§ **Dataset rows**:
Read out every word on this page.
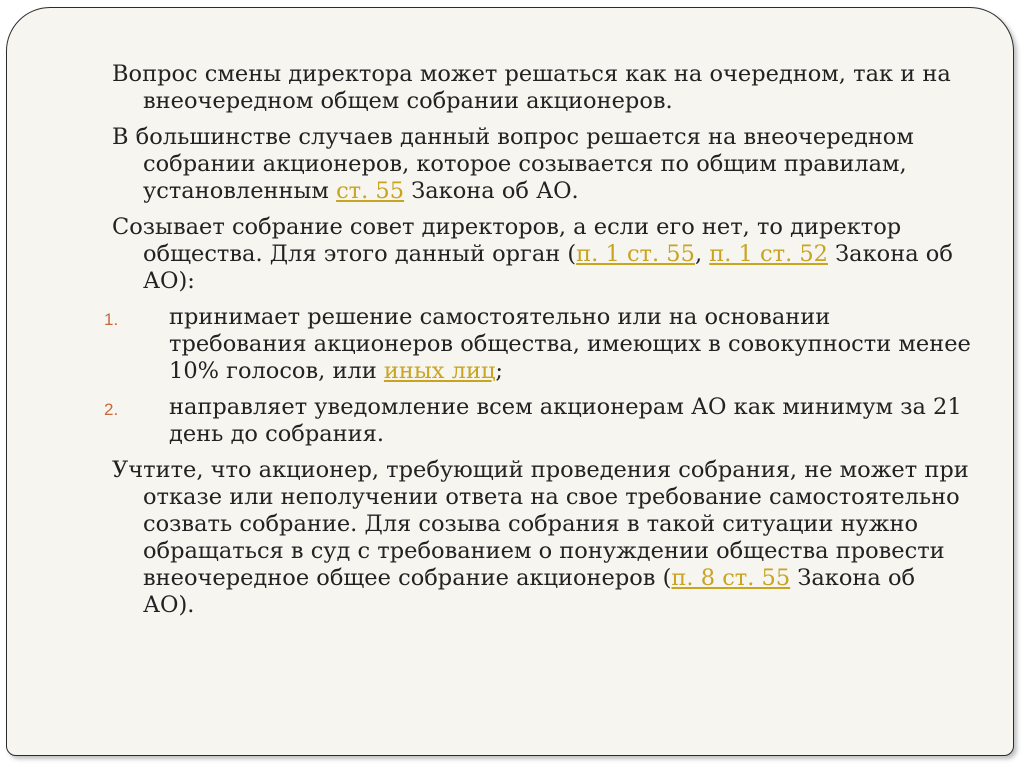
Вопрос смены директора может решаться как на очередном, так и на внеочередном общем собрании акционеров.

В большинстве случаев данный вопрос решается на внеочередном собрании акционеров, которое созывается по общим правилам, установленным ст. 55 Закона об АО.

Созывает собрание совет директоров, а если его нет, то директор общества. Для этого данный орган (п. 1 ст. 55, п. 1 ст. 52 Закона об АО):

1. принимает решение самостоятельно или на основании требования акционеров общества, имеющих в совокупности менее 10% голосов, или иных лиц;
2. направляет уведомление всем акционерам АО как минимум за 21 день до собрания.

Учтите, что акционер, требующий проведения собрания, не может при отказе или неполучении ответа на свое требование самостоятельно созвать собрание. Для созыва собрания в такой ситуации нужно обращаться в суд с требованием о понуждении общества провести внеочередное общее собрание акционеров (п. 8 ст. 55 Закона об АО).
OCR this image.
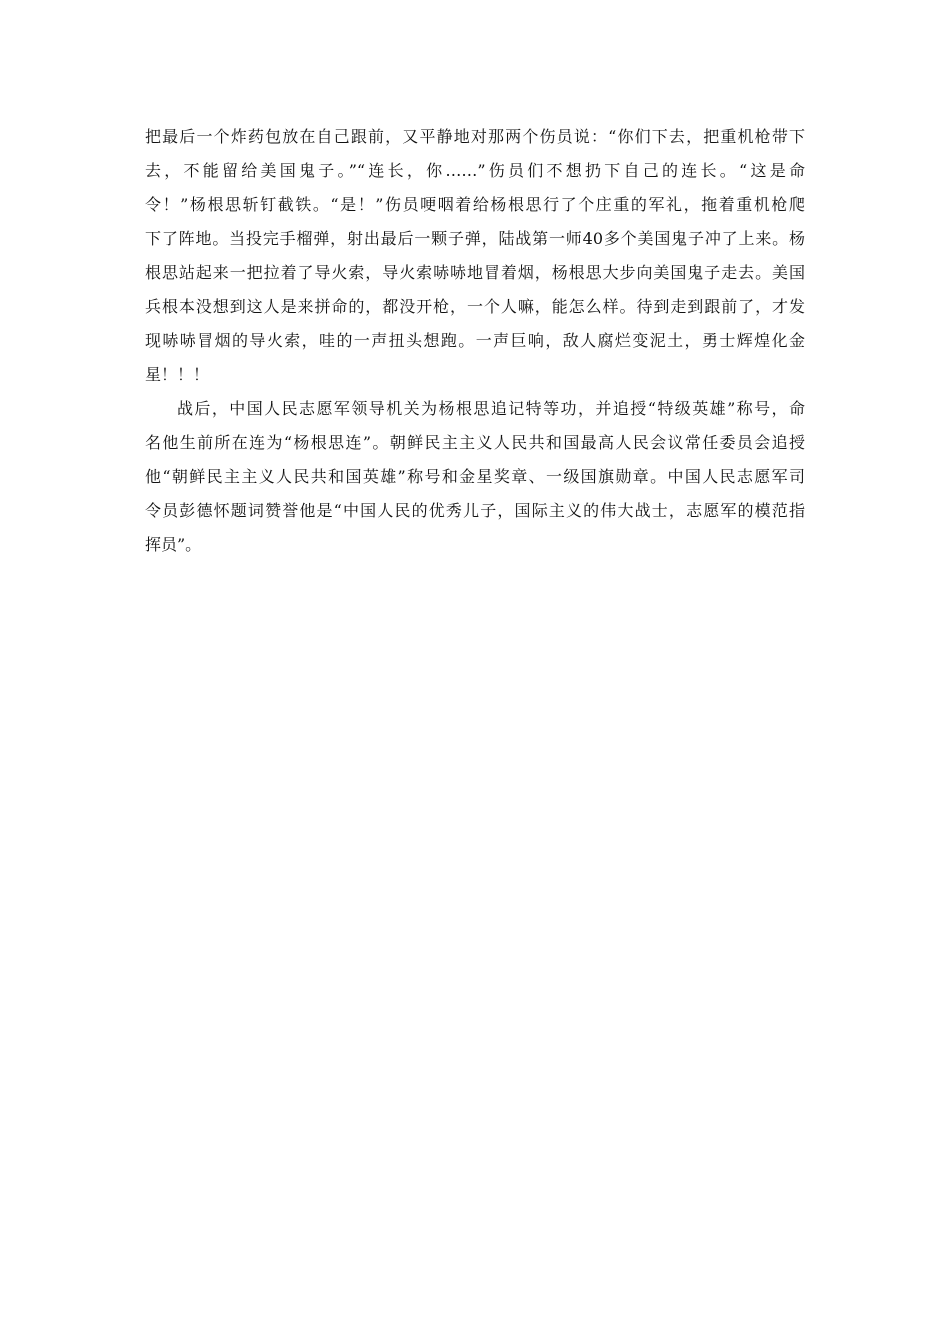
把最后一个炸药包放在自己跟前，又平静地对那两个伤员说：“你们下去，把重机枪带下
去，不能留给美国鬼子。”“连长，你……”伤员们不想扔下自己的连长。“这是命
令！”杨根思斩钉截铁。“是！”伤员哽咽着给杨根思行了个庄重的军礼，拖着重机枪爬
下了阵地。当投完手榴弹，射出最后一颗子弹，陆战第一师40多个美国鬼子冲了上来。杨
根思站起来一把拉着了导火索，导火索哧哧地冒着烟，杨根思大步向美国鬼子走去。美国
兵根本没想到这人是来拼命的，都没开枪，一个人嘛，能怎么样。待到走到跟前了，才发
现哧哧冒烟的导火索，哇的一声扭头想跑。一声巨响，敌人腐烂变泥土，勇士辉煌化金
星！！！
战后，中国人民志愿军领导机关为杨根思追记特等功，并追授“特级英雄”称号，命
名他生前所在连为“杨根思连”。朝鲜民主主义人民共和国最高人民会议常任委员会追授
他“朝鲜民主主义人民共和国英雄”称号和金星奖章、一级国旗勋章。中国人民志愿军司
令员彭德怀题词赞誉他是“中国人民的优秀儿子，国际主义的伟大战士，志愿军的模范指
挥员”。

§ **Exercise brief**:
Collect the lines of the data that carry the word "самостоятельно".

§ **The reply**:
1. принимает решение самостоятельно или на основании требования акционеров общества, имеющих в совокупности менее 10% голосов, или иных лиц;
Учтите, что акционер, требующий проведения собрания, не может при отказе или неполучении ответа на свое требование самостоятельно созвать собрание. Для созыва собрания в такой ситуации нужно обращаться в суд с требованием о понуждении общества провести внеочередное общее собрание акционеров (п. 8 ст. 55 Закона об АО).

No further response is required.